** START OF EXTRACTED ENTRIES **

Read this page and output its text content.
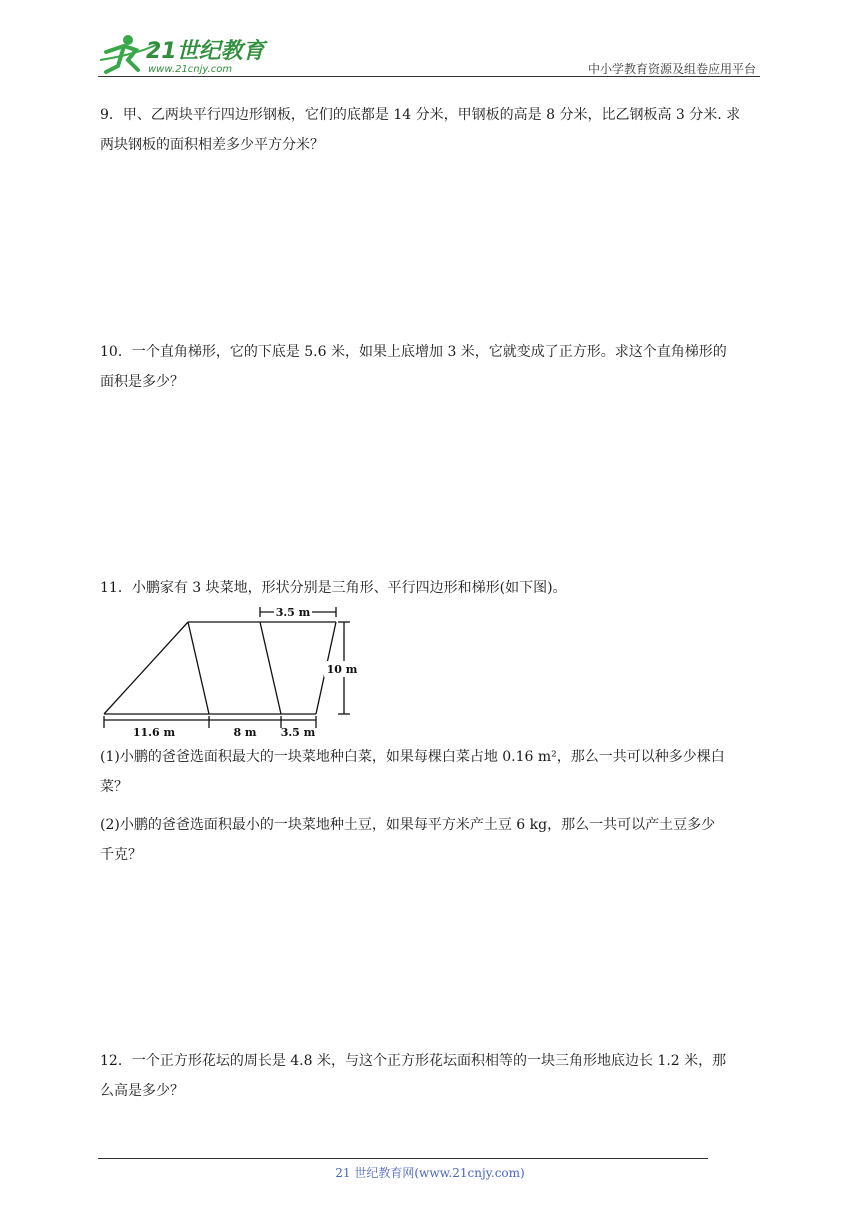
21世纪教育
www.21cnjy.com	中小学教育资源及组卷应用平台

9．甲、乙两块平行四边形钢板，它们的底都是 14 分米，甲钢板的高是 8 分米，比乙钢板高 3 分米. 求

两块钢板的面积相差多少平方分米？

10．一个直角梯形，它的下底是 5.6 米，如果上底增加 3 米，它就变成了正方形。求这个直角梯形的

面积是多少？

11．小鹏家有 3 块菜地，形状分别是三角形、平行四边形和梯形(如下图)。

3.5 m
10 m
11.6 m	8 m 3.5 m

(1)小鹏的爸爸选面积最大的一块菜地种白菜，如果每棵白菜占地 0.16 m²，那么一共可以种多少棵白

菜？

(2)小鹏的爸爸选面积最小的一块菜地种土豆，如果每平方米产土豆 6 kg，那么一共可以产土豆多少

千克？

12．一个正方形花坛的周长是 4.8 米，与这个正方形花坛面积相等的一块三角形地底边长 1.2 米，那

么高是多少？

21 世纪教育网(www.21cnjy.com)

** END OF EXTRACTED ENTRIES **
** START OF EXTRACTED ENTRIES **

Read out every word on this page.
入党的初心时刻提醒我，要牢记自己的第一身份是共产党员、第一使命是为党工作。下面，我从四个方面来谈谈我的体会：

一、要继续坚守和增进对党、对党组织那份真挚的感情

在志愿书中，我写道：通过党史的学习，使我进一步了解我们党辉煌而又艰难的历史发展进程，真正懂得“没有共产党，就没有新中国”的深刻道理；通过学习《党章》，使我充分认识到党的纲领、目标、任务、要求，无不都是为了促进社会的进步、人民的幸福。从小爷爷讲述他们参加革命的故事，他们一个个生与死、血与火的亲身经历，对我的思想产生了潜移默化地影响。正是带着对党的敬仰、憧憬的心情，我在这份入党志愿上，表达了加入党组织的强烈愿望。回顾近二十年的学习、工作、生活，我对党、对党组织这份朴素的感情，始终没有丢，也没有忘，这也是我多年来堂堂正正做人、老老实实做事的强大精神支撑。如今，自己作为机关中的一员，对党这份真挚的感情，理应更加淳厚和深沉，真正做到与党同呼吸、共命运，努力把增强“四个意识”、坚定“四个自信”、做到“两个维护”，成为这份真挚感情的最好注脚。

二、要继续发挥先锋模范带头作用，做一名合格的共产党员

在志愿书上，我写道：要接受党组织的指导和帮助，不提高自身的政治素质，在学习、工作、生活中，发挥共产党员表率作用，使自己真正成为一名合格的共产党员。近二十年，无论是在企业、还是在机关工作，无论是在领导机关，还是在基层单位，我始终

** END OF EXTRACTED ENTRIES **
** START OF EXTRACTED ENTRIES **

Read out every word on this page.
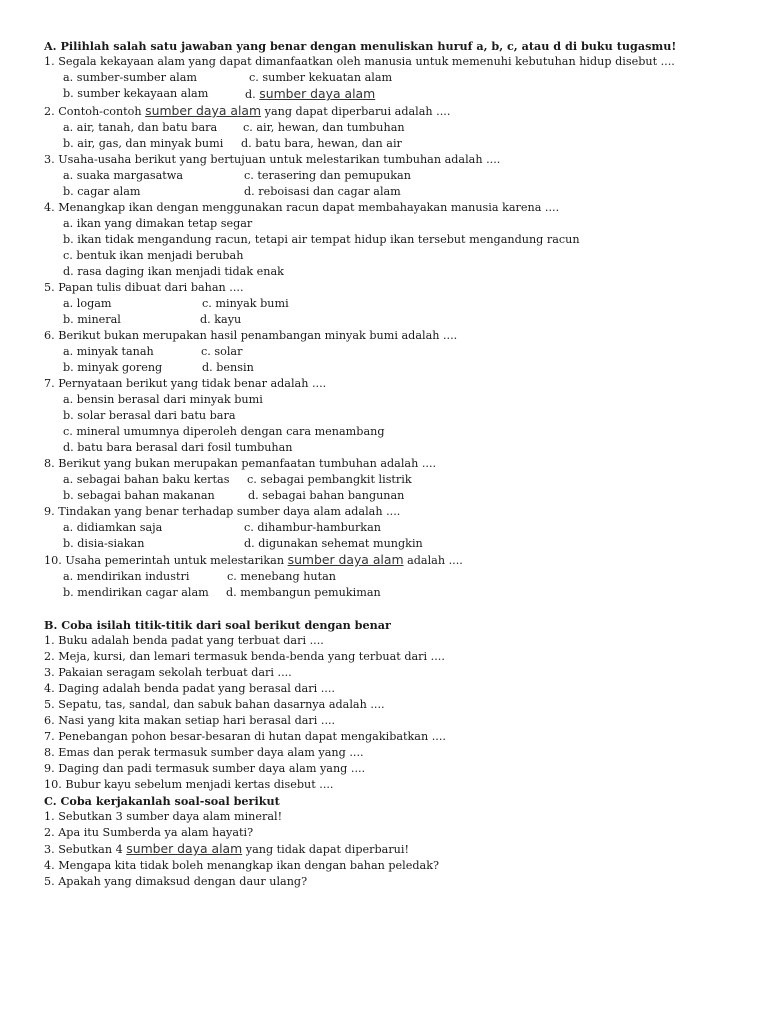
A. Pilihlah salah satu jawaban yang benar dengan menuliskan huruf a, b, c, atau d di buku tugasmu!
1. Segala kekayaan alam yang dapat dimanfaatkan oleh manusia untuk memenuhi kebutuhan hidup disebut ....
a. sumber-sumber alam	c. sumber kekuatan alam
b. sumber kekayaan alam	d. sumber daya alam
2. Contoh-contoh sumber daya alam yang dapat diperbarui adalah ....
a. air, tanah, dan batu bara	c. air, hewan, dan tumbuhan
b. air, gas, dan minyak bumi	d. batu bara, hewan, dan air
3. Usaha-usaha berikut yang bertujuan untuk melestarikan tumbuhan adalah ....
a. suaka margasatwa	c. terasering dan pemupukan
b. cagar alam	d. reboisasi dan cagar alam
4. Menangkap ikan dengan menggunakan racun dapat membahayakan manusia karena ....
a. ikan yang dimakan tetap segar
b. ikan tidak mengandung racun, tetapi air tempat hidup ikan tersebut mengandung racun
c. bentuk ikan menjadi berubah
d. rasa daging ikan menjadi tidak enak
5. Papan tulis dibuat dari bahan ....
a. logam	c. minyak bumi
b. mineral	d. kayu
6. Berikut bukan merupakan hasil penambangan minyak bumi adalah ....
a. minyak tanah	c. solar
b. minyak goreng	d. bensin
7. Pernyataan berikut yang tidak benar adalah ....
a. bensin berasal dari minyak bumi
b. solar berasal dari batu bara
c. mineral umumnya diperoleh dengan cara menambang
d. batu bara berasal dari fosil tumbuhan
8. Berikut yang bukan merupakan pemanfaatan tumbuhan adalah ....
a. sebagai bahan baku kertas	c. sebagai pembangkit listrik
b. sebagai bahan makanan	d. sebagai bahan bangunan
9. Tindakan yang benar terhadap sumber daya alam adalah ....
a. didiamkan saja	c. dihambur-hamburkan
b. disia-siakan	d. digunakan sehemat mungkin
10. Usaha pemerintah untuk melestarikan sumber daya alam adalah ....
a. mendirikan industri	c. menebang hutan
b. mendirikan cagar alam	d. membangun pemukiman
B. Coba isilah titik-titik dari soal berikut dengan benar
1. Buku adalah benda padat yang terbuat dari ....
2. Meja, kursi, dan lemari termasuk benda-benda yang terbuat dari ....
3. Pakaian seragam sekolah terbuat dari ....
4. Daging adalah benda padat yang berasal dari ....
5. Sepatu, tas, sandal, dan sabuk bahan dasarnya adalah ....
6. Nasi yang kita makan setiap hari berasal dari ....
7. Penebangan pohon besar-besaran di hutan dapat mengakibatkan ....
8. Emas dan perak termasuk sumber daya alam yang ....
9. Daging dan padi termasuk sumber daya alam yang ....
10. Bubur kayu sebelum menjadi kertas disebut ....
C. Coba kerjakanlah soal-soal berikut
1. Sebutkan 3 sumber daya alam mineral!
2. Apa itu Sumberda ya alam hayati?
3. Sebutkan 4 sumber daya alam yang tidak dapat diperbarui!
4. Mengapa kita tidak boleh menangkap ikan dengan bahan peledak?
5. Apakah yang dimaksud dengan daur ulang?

** END OF EXTRACTED ENTRIES **

WORK INSTRUCTIONS. Your task is to pick out every line with the string "Sebutkan" and copy it.

RESULT OF THIS EXERCISE.
1. Sebutkan 3 sumber daya alam mineral!
3. Sebutkan 4 sumber daya alam yang tidak dapat diperbarui!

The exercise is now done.